● Excerpt provided:
───
The entire point of a publicly traded company is to increase shareholder value. One easy way to do this is to simply give the share holders money in the form of dividends. The other choice is to invest back into the company. If the company is still growing then there's a good chance that investing $X million into R&D/employees/capitol improvements/whatever will result in the company improving it's market capitalization by more than $X mill. If that's the case, then that produces more value for the shareholder and is the proper choice.
Basically dividends, and stock buy-backs which are effectively the same thing, are an easy way out when a company has more money than it knows how to make useful investments with.
I'm not sure what your question is really about. Certainly many companies -- and nearly all that have been around for any length of time -- are profitable. Yahoo is quite profitable, generating over $600M of profit last year. So in that sense I'm not sure what you mean by "speculative gamble". Yes the market moves quickly and companies' fortunes can rise and fall, but it's been that way since capitalism was invented.
With regard to dividend payouts. In a high-growth company, the investors often prefer the company to retain earnings to fund future growth opportunities. When there aren't enough high-value growth opportunities and the cash starts piling up, usually companies will then start paying dividends (Microsoft, for example).
Because of US tax law, it's actually better for most investors if the company uses extra cash to buy back its stock (thus reducing shares outstanding, and increasing the price of the shares that remain), rather than pay it out as a dividend. The former results in a capital gain, which presently in the US is taxed as low as 15%, while the latter counts as ordinary income. Many companies do stock repurchases, sometimes in addition to dividends: Intel and Microsoft for example. This is another perfectly legitimate way to give money back to the investors.
───
● Data extract:
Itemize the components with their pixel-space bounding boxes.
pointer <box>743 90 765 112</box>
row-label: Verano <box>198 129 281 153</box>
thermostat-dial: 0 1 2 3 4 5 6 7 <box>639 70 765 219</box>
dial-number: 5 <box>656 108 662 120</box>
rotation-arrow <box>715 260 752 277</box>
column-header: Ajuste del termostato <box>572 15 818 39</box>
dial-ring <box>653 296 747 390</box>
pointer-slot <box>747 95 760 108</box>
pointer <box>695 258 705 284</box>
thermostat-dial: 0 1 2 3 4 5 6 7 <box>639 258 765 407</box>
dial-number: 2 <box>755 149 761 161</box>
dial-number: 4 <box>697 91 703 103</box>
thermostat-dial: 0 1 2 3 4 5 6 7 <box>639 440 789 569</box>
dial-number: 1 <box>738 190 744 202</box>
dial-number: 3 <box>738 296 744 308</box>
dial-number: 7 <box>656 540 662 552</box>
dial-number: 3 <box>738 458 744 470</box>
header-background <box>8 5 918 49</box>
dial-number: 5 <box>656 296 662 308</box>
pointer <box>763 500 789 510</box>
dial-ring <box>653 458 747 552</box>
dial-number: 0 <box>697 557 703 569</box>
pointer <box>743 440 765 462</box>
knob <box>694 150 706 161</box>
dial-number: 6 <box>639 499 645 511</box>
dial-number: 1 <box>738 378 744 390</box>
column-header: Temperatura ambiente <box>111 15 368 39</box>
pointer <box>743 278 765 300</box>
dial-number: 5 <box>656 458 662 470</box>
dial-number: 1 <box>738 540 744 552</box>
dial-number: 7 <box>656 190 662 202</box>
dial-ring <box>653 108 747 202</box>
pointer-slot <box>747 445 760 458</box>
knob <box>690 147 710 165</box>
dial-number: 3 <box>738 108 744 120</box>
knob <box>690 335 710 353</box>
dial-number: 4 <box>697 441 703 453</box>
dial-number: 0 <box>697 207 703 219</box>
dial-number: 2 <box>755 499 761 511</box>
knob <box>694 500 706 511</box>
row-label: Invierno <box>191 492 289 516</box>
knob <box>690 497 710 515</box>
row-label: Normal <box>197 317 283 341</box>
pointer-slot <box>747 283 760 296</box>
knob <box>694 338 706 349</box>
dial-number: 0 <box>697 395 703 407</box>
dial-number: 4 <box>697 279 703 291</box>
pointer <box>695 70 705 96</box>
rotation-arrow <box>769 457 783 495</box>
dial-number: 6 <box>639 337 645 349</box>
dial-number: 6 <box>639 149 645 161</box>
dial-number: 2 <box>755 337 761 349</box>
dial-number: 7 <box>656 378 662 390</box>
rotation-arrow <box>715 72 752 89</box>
───
● Work item:
From the dividends text above, write out word for word the passage that opens with the words containing "Because of US" and closes with "to the investors.".

● Answer box:
Because of US tax law, it's actually better for most investors if the company uses extra cash to buy back its stock (thus reducing shares outstanding, and increasing the price of the shares that remain), rather than pay it out as a dividend. The former results in a capital gain, which presently in the US is taxed as low as 15%, while the latter counts as ordinary income. Many companies do stock repurchases, sometimes in addition to dividends: Intel and Microsoft for example. This is another perfectly legitimate way to give money back to the investors.